▶ _EXERCISE REQUIREMENTS_:
Read the lines that follow and pick out every one containing the word "vita".

begin

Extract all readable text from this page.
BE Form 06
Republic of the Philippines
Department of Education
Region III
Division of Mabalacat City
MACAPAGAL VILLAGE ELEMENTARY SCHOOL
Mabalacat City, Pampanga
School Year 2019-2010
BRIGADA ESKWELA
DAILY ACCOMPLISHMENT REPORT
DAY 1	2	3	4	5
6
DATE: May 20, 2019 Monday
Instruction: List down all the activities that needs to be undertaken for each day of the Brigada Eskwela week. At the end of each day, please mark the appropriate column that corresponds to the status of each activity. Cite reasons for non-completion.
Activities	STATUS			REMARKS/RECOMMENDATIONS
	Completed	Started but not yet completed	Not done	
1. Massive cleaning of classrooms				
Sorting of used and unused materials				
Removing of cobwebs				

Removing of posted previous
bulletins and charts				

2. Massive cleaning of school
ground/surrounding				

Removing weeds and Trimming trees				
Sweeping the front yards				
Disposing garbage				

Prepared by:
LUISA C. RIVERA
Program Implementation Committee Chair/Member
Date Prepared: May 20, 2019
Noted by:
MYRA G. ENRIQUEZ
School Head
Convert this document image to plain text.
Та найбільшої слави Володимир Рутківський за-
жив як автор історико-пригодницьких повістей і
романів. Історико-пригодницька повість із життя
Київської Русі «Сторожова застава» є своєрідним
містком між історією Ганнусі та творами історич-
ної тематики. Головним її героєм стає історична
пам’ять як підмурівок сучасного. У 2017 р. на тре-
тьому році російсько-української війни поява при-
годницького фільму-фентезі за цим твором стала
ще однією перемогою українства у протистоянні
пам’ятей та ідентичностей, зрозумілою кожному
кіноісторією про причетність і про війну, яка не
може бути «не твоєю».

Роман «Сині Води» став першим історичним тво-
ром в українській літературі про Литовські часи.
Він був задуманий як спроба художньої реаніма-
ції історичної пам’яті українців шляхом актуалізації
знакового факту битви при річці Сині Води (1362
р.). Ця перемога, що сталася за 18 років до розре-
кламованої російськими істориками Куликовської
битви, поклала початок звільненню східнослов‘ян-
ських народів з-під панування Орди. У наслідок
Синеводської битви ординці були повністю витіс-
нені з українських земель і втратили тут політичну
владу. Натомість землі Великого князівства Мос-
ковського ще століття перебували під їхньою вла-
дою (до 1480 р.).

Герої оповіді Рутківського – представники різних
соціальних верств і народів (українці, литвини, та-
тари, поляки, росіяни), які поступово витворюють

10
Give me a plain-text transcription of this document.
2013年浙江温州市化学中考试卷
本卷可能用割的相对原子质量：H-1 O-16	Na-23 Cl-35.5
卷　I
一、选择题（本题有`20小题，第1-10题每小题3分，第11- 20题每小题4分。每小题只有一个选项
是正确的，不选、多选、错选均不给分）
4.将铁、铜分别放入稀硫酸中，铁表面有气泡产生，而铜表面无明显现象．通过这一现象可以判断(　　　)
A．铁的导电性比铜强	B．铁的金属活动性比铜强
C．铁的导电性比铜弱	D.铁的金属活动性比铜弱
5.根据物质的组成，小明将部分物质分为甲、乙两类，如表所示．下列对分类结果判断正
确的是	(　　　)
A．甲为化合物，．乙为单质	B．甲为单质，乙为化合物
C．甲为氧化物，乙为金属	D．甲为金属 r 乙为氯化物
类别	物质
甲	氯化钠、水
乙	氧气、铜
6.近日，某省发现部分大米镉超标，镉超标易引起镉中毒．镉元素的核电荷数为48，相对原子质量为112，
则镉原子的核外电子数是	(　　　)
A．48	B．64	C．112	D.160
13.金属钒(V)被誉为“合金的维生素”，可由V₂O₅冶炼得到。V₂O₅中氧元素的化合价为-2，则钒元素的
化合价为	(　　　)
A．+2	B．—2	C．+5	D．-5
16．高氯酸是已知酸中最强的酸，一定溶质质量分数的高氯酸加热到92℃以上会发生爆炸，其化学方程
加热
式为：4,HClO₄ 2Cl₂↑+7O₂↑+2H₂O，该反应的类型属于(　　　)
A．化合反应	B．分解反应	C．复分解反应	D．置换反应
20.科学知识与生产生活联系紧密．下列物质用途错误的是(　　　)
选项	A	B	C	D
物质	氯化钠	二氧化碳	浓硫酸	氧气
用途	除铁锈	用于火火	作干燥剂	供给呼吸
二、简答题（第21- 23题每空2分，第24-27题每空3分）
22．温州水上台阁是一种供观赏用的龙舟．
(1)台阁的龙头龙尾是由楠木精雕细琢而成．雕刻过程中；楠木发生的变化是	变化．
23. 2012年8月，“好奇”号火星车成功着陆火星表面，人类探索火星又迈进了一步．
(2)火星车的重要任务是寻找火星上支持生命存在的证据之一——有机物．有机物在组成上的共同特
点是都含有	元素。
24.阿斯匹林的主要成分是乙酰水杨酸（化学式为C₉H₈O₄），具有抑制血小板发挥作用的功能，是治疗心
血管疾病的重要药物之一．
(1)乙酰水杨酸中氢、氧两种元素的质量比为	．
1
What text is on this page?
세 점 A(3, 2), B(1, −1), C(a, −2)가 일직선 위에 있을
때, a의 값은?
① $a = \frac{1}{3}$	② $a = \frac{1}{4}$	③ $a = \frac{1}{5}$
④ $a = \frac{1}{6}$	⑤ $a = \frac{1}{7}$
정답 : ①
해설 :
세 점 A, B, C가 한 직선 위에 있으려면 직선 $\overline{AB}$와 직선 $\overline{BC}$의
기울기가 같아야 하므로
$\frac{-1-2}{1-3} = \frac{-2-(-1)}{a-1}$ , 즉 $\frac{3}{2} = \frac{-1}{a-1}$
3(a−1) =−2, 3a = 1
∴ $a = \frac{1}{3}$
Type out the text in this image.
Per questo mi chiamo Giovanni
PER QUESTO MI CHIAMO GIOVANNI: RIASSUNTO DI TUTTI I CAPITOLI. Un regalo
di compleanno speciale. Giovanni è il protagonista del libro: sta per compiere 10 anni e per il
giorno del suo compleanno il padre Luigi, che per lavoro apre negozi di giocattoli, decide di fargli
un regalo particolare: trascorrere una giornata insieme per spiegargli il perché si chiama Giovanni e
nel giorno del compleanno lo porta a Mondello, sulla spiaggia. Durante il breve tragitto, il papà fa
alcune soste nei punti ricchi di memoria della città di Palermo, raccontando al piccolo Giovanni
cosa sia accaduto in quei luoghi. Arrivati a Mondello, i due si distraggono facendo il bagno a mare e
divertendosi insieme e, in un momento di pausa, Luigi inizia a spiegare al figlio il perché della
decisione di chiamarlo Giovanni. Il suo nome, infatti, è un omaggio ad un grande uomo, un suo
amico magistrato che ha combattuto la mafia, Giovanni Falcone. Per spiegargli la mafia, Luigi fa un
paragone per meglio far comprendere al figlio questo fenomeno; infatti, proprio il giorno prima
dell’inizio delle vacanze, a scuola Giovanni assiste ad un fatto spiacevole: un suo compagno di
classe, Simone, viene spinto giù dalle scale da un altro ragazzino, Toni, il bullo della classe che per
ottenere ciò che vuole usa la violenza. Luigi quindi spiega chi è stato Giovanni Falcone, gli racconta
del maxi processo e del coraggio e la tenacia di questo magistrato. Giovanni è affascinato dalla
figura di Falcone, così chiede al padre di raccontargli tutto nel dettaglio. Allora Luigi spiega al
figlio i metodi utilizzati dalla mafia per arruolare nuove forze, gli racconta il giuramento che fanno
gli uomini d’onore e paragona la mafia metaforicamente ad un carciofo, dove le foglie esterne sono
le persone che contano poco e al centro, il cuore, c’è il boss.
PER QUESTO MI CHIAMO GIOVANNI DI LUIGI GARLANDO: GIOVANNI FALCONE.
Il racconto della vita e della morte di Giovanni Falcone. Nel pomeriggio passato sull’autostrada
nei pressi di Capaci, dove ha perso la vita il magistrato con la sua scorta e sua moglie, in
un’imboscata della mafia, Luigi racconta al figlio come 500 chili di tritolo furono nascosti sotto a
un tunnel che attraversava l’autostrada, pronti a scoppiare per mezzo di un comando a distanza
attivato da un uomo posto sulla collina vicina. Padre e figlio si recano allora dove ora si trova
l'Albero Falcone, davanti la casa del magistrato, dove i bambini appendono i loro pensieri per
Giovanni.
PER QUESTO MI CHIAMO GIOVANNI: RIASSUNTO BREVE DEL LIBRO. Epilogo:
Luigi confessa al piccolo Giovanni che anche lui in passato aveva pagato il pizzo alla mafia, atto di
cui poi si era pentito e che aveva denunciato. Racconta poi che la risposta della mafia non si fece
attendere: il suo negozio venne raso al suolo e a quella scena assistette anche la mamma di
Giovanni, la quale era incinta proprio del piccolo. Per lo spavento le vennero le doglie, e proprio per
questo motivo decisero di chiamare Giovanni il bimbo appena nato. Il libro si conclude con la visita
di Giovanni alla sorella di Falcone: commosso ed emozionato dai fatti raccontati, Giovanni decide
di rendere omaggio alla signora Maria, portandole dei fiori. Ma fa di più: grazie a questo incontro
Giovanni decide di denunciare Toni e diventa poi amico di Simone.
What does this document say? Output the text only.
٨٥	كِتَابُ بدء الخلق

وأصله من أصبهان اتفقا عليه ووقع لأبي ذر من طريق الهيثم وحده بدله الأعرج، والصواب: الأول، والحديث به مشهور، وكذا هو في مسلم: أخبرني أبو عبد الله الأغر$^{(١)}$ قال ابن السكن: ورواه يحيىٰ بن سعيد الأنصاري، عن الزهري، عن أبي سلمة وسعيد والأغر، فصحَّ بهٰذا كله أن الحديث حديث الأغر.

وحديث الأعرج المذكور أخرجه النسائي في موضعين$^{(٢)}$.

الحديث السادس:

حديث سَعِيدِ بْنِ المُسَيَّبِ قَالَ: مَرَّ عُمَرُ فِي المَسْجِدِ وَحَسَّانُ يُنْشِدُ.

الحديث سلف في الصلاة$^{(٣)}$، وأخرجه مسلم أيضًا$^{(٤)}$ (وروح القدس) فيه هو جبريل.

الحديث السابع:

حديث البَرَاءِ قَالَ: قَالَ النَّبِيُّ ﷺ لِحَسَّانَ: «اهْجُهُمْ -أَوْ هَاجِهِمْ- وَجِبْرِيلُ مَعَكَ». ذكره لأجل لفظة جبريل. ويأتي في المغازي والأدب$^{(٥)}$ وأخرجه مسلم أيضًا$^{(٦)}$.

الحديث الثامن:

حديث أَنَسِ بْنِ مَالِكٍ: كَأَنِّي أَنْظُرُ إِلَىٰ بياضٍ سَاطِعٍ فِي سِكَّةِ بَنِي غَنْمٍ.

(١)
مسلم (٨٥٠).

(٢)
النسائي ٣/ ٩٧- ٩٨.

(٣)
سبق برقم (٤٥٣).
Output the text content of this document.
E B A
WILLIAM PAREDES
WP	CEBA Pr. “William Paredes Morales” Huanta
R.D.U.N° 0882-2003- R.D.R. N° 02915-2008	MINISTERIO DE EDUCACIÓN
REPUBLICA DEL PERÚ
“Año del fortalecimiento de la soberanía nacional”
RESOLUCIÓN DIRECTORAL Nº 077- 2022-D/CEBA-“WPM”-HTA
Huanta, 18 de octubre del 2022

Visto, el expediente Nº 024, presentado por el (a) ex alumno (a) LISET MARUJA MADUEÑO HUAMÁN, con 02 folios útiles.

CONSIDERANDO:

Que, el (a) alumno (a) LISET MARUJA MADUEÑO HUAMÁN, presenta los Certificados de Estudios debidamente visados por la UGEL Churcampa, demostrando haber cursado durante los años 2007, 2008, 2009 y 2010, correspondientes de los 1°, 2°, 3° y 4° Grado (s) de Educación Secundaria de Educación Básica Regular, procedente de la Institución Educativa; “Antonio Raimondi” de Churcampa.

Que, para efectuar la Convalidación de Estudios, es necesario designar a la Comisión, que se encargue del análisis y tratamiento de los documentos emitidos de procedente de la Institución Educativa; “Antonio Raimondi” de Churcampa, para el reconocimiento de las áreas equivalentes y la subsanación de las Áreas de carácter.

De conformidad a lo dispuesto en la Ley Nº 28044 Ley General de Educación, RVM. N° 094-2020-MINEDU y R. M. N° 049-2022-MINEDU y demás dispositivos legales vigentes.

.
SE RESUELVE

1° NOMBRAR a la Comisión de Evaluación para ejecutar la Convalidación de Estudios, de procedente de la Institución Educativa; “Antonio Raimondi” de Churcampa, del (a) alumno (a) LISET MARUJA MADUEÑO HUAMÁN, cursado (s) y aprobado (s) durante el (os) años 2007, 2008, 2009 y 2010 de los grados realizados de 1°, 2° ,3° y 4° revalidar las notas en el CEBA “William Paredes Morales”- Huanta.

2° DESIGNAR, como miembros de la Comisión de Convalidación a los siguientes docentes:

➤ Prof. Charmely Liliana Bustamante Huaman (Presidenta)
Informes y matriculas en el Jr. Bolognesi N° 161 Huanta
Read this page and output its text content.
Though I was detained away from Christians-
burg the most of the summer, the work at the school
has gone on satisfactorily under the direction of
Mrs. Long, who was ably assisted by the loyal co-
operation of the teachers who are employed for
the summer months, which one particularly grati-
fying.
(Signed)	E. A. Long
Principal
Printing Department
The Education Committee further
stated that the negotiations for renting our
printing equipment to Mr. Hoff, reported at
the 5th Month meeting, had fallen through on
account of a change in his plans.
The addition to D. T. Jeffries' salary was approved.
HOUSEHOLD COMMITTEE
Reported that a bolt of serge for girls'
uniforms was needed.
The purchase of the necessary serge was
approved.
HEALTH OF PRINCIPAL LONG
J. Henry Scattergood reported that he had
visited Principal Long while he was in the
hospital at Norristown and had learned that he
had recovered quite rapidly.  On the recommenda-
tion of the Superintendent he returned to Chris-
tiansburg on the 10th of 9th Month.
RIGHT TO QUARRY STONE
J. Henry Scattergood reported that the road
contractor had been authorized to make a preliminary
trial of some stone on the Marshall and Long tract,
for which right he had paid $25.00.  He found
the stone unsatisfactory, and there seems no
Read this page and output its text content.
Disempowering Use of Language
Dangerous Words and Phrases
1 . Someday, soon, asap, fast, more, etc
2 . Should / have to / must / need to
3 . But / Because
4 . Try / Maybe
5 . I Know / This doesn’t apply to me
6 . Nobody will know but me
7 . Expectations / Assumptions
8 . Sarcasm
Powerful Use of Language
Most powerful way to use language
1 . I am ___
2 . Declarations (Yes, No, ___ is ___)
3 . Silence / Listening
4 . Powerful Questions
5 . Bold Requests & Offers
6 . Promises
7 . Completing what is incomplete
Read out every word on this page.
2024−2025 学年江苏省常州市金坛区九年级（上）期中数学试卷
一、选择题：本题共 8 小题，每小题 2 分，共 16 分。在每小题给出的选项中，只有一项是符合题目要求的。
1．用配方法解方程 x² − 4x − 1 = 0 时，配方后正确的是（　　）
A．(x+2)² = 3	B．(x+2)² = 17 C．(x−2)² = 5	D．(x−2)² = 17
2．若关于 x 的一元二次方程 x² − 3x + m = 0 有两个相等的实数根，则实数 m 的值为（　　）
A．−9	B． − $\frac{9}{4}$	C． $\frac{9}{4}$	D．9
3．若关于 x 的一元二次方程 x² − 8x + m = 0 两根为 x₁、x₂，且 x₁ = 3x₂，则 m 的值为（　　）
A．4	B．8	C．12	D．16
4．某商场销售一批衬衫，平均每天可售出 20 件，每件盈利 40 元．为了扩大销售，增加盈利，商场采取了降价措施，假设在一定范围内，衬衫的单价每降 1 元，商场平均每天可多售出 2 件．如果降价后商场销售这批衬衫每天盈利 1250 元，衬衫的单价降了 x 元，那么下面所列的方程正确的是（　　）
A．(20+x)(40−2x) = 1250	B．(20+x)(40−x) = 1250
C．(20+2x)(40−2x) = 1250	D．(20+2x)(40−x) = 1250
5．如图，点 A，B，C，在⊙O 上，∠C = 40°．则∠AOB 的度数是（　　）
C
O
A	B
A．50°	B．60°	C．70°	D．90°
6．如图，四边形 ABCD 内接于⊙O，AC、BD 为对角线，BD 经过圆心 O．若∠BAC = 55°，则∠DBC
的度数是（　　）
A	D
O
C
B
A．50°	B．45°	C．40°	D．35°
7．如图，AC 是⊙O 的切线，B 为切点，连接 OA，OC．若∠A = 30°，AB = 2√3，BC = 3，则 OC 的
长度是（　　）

end

▶ _THE ANSWER_:
Il racconto della vita e della morte di Giovanni Falcone. Nel pomeriggio passato sull’autostrada
nei pressi di Capaci, dove ha perso la vita il magistrato con la sua scorta e sua moglie, in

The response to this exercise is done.